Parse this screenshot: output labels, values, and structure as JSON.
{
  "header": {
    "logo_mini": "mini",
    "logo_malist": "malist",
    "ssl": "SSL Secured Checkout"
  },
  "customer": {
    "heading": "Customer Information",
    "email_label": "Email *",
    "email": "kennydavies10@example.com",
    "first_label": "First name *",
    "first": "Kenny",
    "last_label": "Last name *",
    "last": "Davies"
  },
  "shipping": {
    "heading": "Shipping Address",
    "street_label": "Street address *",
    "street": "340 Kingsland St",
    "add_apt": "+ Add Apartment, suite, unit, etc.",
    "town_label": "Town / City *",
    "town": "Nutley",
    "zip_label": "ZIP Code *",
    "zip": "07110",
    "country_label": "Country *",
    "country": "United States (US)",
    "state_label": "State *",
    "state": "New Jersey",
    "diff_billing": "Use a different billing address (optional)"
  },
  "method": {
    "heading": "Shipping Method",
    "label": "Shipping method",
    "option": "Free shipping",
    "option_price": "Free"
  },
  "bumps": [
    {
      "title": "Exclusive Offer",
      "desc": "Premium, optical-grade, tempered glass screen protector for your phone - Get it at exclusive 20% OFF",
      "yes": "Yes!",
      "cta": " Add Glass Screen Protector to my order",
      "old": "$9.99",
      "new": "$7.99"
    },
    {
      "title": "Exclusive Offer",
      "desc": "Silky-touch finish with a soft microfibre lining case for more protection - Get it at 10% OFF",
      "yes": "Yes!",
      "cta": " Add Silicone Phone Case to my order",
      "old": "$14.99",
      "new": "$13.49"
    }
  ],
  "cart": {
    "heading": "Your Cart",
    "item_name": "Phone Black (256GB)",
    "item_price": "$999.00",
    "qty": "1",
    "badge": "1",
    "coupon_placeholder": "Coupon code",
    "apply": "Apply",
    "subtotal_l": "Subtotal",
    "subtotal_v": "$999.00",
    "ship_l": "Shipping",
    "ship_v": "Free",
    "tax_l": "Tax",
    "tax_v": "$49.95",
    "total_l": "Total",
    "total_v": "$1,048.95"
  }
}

━━━━━━━━━━━━━━━━━━━━

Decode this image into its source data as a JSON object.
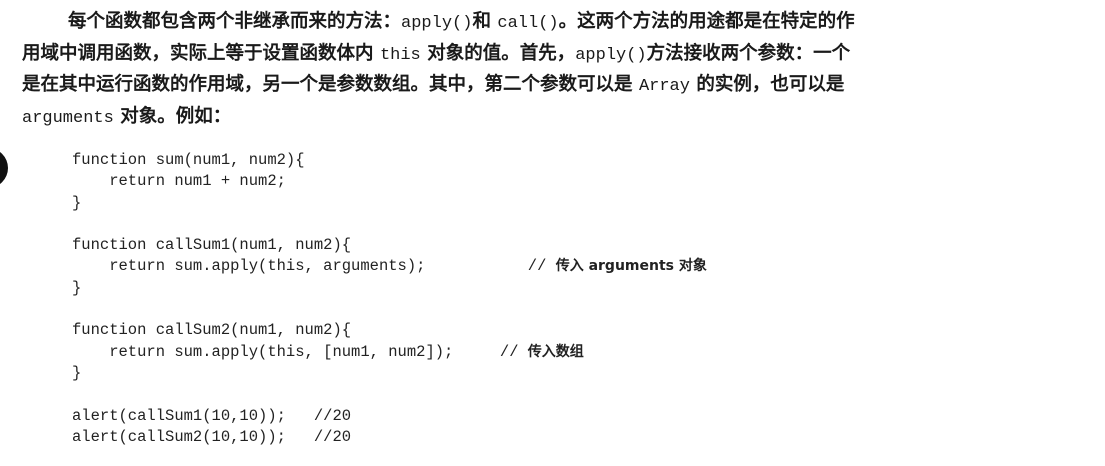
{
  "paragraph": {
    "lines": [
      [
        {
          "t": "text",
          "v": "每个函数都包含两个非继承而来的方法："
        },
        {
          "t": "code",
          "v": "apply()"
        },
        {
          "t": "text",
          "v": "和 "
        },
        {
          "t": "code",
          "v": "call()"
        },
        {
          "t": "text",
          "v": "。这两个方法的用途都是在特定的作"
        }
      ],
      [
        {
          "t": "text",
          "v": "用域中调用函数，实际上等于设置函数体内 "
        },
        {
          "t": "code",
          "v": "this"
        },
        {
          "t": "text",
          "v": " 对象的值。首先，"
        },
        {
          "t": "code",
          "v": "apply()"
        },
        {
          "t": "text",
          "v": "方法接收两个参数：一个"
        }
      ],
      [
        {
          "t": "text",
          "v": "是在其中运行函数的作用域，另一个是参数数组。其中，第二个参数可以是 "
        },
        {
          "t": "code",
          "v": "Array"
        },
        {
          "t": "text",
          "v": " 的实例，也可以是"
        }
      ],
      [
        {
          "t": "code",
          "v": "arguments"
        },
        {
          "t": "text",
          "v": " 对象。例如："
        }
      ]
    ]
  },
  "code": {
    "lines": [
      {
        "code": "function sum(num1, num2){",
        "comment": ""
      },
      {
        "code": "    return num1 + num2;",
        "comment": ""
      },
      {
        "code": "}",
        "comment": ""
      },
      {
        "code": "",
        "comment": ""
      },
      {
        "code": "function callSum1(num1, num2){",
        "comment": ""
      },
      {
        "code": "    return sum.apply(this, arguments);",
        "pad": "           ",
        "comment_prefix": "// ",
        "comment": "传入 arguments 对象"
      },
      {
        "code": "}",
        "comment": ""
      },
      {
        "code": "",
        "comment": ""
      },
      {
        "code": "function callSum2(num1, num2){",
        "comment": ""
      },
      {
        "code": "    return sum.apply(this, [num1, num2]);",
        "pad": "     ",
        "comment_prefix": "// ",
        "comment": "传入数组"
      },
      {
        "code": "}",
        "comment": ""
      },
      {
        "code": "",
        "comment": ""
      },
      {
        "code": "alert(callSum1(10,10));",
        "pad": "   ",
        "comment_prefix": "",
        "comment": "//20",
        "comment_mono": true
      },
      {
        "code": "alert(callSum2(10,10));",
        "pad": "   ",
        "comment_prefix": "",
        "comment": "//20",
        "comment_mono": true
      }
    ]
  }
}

━━━━━━━━━━━━━━━━━━━━

What is needed:
Reproduce each line from the records that contains the word "desc".

Exercise response:
      "desc": "Premium, optical-grade, tempered glass screen protector for your phone - Get it at exclusive 20% OFF",
      "desc": "Silky-touch finish with a soft microfibre lining case for more protection - Get it at 10% OFF",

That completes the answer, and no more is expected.